#### [WHAT THE EXERCISE ASKS]
Look through the lines below and extract any with the word "type".

-- start SUPPLIED DATA --

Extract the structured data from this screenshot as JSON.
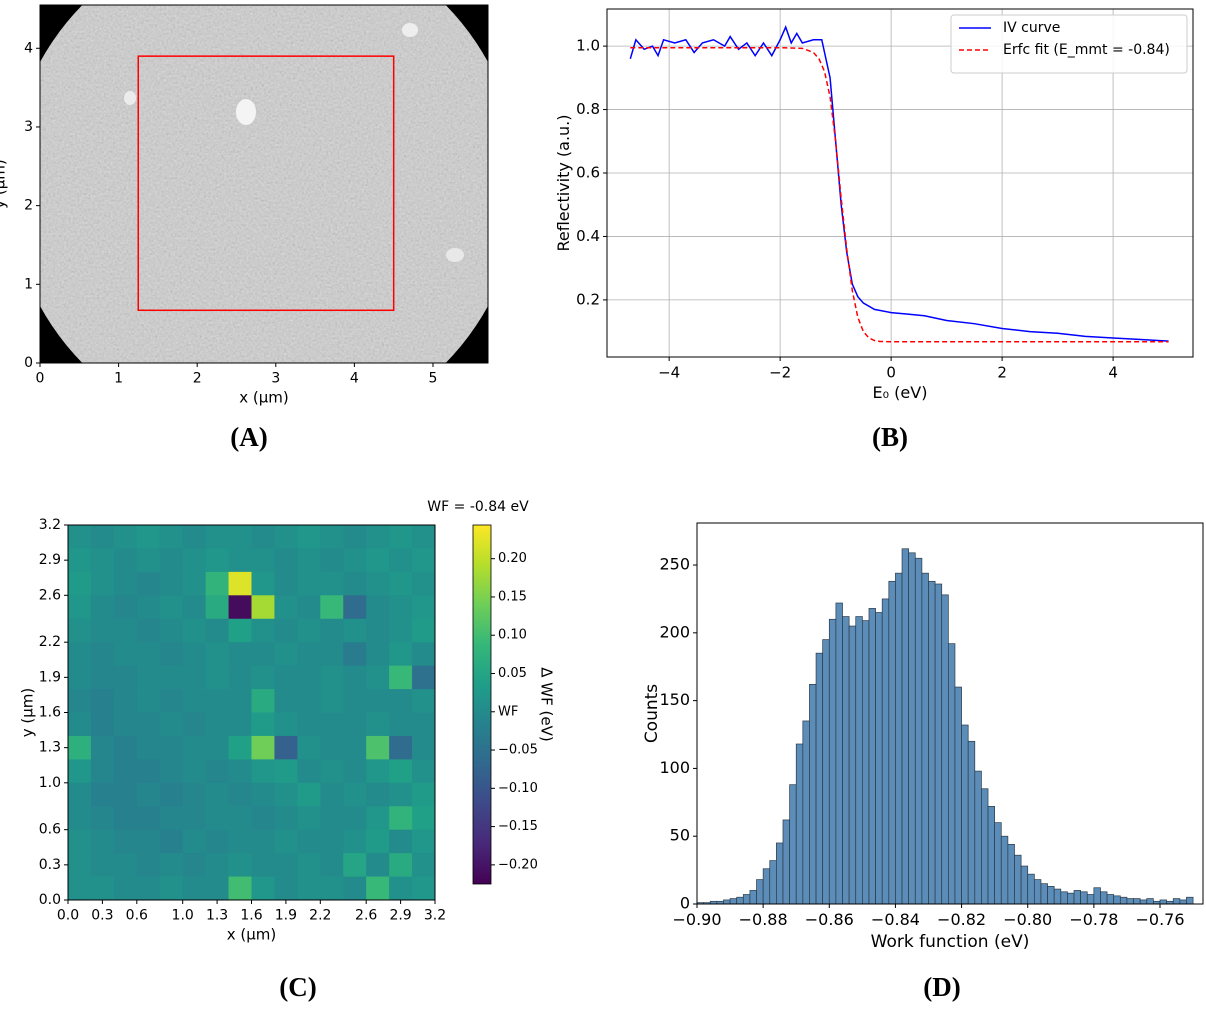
{
  "chart_data": [
    {
      "type": "image",
      "panel_label": "(A)",
      "xlabel": "x (µm)",
      "ylabel": "y (µm)",
      "xlim": [
        0,
        5.7
      ],
      "ylim": [
        0,
        4.55
      ],
      "xticks": [
        0,
        1,
        2,
        3,
        4,
        5
      ],
      "yticks": [
        0,
        1,
        2,
        3,
        4
      ],
      "roi": {
        "x": [
          1.25,
          4.5
        ],
        "y": [
          0.67,
          3.9
        ],
        "color": "#ff0000"
      }
    },
    {
      "type": "line",
      "panel_label": "(B)",
      "xlabel": "E₀ (eV)",
      "ylabel": "Reflectivity (a.u.)",
      "xlim": [
        -5.12,
        5.44
      ],
      "ylim": [
        0.02,
        1.117
      ],
      "xticks": [
        {
          "value": -4,
          "label": "−4"
        },
        {
          "value": -2,
          "label": "−2"
        },
        0,
        2,
        4
      ],
      "yticks": [
        0.2,
        0.4,
        0.6,
        0.8,
        {
          "value": 1,
          "label": "1.0"
        }
      ],
      "grid": true,
      "legend": "upper right",
      "series": [
        {
          "name": "IV curve",
          "color": "#0000ff",
          "style": "solid",
          "x": [
            -4.7,
            -4.6,
            -4.45,
            -4.3,
            -4.2,
            -4.1,
            -3.9,
            -3.7,
            -3.55,
            -3.4,
            -3.2,
            -3.0,
            -2.9,
            -2.75,
            -2.6,
            -2.45,
            -2.3,
            -2.15,
            -2.0,
            -1.9,
            -1.8,
            -1.7,
            -1.6,
            -1.4,
            -1.25,
            -1.1,
            -1.0,
            -0.9,
            -0.8,
            -0.7,
            -0.6,
            -0.5,
            -0.3,
            0.0,
            0.3,
            0.6,
            1.0,
            1.5,
            2.0,
            2.5,
            3.0,
            3.5,
            4.0,
            4.5,
            5.0
          ],
          "values": [
            0.96,
            1.02,
            0.99,
            1.0,
            0.97,
            1.02,
            1.01,
            1.02,
            0.98,
            1.01,
            1.02,
            1.0,
            1.03,
            0.99,
            1.01,
            0.97,
            1.01,
            0.97,
            1.02,
            1.06,
            1.01,
            1.04,
            1.01,
            1.02,
            1.02,
            0.9,
            0.7,
            0.5,
            0.35,
            0.25,
            0.21,
            0.19,
            0.17,
            0.16,
            0.155,
            0.15,
            0.135,
            0.125,
            0.11,
            0.1,
            0.095,
            0.085,
            0.08,
            0.075,
            0.07
          ]
        },
        {
          "name": "Erfc fit (E_mmt = -0.84)",
          "color": "#ff0000",
          "style": "dashed",
          "x": [
            -4.7,
            -4.0,
            -3.0,
            -2.0,
            -1.6,
            -1.4,
            -1.3,
            -1.2,
            -1.1,
            -1.0,
            -0.9,
            -0.8,
            -0.7,
            -0.6,
            -0.5,
            -0.4,
            -0.3,
            -0.2,
            0.0,
            1.0,
            2.0,
            3.0,
            4.0,
            5.0
          ],
          "values": [
            0.995,
            0.995,
            0.995,
            0.995,
            0.993,
            0.98,
            0.96,
            0.92,
            0.84,
            0.7,
            0.52,
            0.36,
            0.23,
            0.145,
            0.1,
            0.08,
            0.072,
            0.069,
            0.068,
            0.068,
            0.068,
            0.068,
            0.068,
            0.068
          ]
        }
      ]
    },
    {
      "type": "heatmap",
      "panel_label": "(C)",
      "title": "WF = -0.84 eV",
      "colorbar_label": "Δ WF (eV)",
      "xlabel": "x (µm)",
      "ylabel": "y (µm)",
      "colormap": "viridis",
      "xlim": [
        0,
        3.2
      ],
      "ylim": [
        0,
        3.2
      ],
      "xticks": [
        {
          "value": 0,
          "label": "0.0"
        },
        0.3,
        0.6,
        {
          "value": 1,
          "label": "1.0"
        },
        1.3,
        1.6,
        1.9,
        2.2,
        2.6,
        2.9,
        3.2
      ],
      "yticks": [
        {
          "value": 0,
          "label": "0.0"
        },
        0.3,
        0.6,
        {
          "value": 1,
          "label": "1.0"
        },
        1.3,
        1.6,
        1.9,
        2.2,
        2.6,
        2.9,
        3.2
      ],
      "clim": [
        -0.225,
        0.244
      ],
      "cticks": [
        {
          "value": 0.2,
          "label": "0.20"
        },
        0.15,
        {
          "value": 0.1,
          "label": "0.10"
        },
        0.05,
        {
          "value": 0,
          "label": "WF"
        },
        {
          "value": -0.05,
          "label": "−0.05"
        },
        {
          "value": -0.1,
          "label": "−0.10"
        },
        {
          "value": -0.15,
          "label": "−0.15"
        },
        {
          "value": -0.2,
          "label": "−0.20"
        }
      ],
      "z": [
        [
          0.01,
          0.0,
          0.01,
          0.02,
          0.01,
          0.0,
          0.01,
          0.01,
          0.0,
          0.01,
          0.02,
          0.01,
          0.0,
          0.01,
          0.02,
          0.01
        ],
        [
          0.02,
          0.01,
          0.0,
          0.01,
          0.0,
          0.01,
          0.02,
          0.01,
          0.01,
          0.0,
          0.01,
          0.0,
          0.01,
          0.02,
          0.01,
          0.02
        ],
        [
          0.03,
          0.01,
          0.0,
          -0.01,
          0.0,
          0.01,
          0.08,
          0.22,
          0.02,
          0.0,
          0.01,
          0.01,
          0.0,
          0.01,
          0.02,
          0.01
        ],
        [
          0.02,
          0.0,
          -0.01,
          0.0,
          0.01,
          0.0,
          0.06,
          -0.21,
          0.18,
          0.01,
          0.0,
          0.09,
          -0.06,
          0.0,
          0.01,
          0.02
        ],
        [
          0.01,
          0.0,
          0.0,
          -0.01,
          0.0,
          0.01,
          0.0,
          0.04,
          0.01,
          0.0,
          0.01,
          0.0,
          0.01,
          0.0,
          0.01,
          0.03
        ],
        [
          0.0,
          -0.01,
          0.0,
          0.0,
          -0.01,
          0.0,
          0.01,
          0.0,
          0.0,
          0.01,
          0.0,
          0.0,
          -0.03,
          0.0,
          0.02,
          0.0
        ],
        [
          0.0,
          -0.01,
          -0.01,
          0.0,
          0.0,
          0.0,
          0.01,
          0.0,
          0.01,
          0.0,
          0.0,
          0.01,
          0.0,
          0.01,
          0.09,
          -0.05
        ],
        [
          -0.01,
          -0.02,
          -0.01,
          0.0,
          -0.01,
          0.0,
          0.0,
          0.0,
          0.06,
          0.0,
          0.0,
          0.01,
          0.0,
          0.0,
          0.0,
          0.01
        ],
        [
          0.0,
          -0.02,
          -0.01,
          -0.01,
          0.0,
          -0.01,
          0.0,
          0.0,
          0.03,
          0.01,
          0.0,
          0.0,
          0.0,
          0.01,
          0.0,
          0.0
        ],
        [
          0.07,
          -0.01,
          -0.02,
          -0.01,
          -0.01,
          0.0,
          0.0,
          0.04,
          0.14,
          -0.08,
          0.01,
          0.0,
          0.0,
          0.11,
          -0.06,
          0.0
        ],
        [
          0.02,
          -0.01,
          -0.02,
          -0.02,
          -0.01,
          0.0,
          -0.01,
          0.0,
          0.02,
          0.03,
          0.0,
          0.01,
          0.0,
          0.02,
          0.04,
          0.01
        ],
        [
          0.0,
          -0.02,
          -0.02,
          -0.01,
          -0.02,
          -0.01,
          0.0,
          -0.01,
          0.0,
          0.01,
          0.03,
          0.0,
          0.01,
          0.0,
          0.01,
          0.03
        ],
        [
          0.0,
          -0.01,
          -0.02,
          -0.02,
          -0.01,
          -0.01,
          0.0,
          0.0,
          -0.01,
          0.0,
          0.01,
          0.0,
          0.0,
          0.02,
          0.08,
          0.04
        ],
        [
          0.01,
          0.0,
          -0.01,
          -0.01,
          -0.02,
          0.0,
          -0.01,
          0.0,
          0.0,
          0.01,
          0.0,
          0.0,
          0.01,
          0.03,
          0.0,
          0.02
        ],
        [
          0.01,
          0.0,
          0.0,
          -0.01,
          0.0,
          -0.01,
          0.0,
          0.01,
          0.0,
          0.0,
          0.01,
          0.0,
          0.05,
          0.0,
          0.06,
          0.01
        ],
        [
          0.01,
          0.01,
          0.0,
          0.0,
          0.01,
          0.0,
          0.0,
          0.1,
          0.02,
          0.0,
          0.01,
          0.01,
          0.0,
          0.09,
          0.01,
          0.02
        ]
      ]
    },
    {
      "type": "histogram",
      "panel_label": "(D)",
      "xlabel": "Work function (eV)",
      "ylabel": "Counts",
      "color": "#5b8db8",
      "edgecolor": "#2b3a48",
      "xlim": [
        -0.9,
        -0.747
      ],
      "ylim": [
        0,
        281
      ],
      "xticks": [
        {
          "value": -0.9,
          "label": "−0.90"
        },
        {
          "value": -0.88,
          "label": "−0.88"
        },
        {
          "value": -0.86,
          "label": "−0.86"
        },
        {
          "value": -0.84,
          "label": "−0.84"
        },
        {
          "value": -0.82,
          "label": "−0.82"
        },
        {
          "value": -0.8,
          "label": "−0.80"
        },
        {
          "value": -0.78,
          "label": "−0.78"
        },
        {
          "value": -0.76,
          "label": "−0.76"
        }
      ],
      "yticks": [
        0,
        50,
        100,
        150,
        200,
        250
      ],
      "bins": [
        -0.9,
        -0.898,
        -0.896,
        -0.894,
        -0.892,
        -0.89,
        -0.888,
        -0.886,
        -0.884,
        -0.882,
        -0.88,
        -0.878,
        -0.876,
        -0.874,
        -0.872,
        -0.87,
        -0.868,
        -0.866,
        -0.864,
        -0.862,
        -0.86,
        -0.858,
        -0.856,
        -0.854,
        -0.852,
        -0.85,
        -0.848,
        -0.846,
        -0.844,
        -0.842,
        -0.84,
        -0.838,
        -0.836,
        -0.834,
        -0.832,
        -0.83,
        -0.828,
        -0.826,
        -0.824,
        -0.822,
        -0.82,
        -0.818,
        -0.816,
        -0.814,
        -0.812,
        -0.81,
        -0.808,
        -0.806,
        -0.804,
        -0.802,
        -0.8,
        -0.798,
        -0.796,
        -0.794,
        -0.792,
        -0.79,
        -0.788,
        -0.786,
        -0.784,
        -0.782,
        -0.78,
        -0.778,
        -0.776,
        -0.774,
        -0.772,
        -0.77,
        -0.768,
        -0.766,
        -0.764,
        -0.762,
        -0.76,
        -0.758,
        -0.756,
        -0.754,
        -0.752,
        -0.75
      ],
      "counts": [
        1,
        1,
        2,
        2,
        3,
        4,
        5,
        7,
        10,
        18,
        26,
        32,
        45,
        62,
        88,
        118,
        135,
        162,
        185,
        195,
        210,
        222,
        212,
        205,
        212,
        209,
        218,
        215,
        225,
        238,
        244,
        262,
        259,
        255,
        244,
        238,
        236,
        228,
        192,
        160,
        132,
        120,
        98,
        85,
        72,
        60,
        50,
        44,
        36,
        28,
        22,
        18,
        15,
        13,
        11,
        9,
        8,
        10,
        9,
        7,
        12,
        9,
        7,
        6,
        5,
        4,
        4,
        3,
        4,
        2,
        3,
        2,
        4,
        3,
        5
      ]
    }
  ]
}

-- end SUPPLIED DATA --

#### [SOLUTION]
      "type": "image",
      "type": "line",
      "type": "heatmap",
      "type": "histogram",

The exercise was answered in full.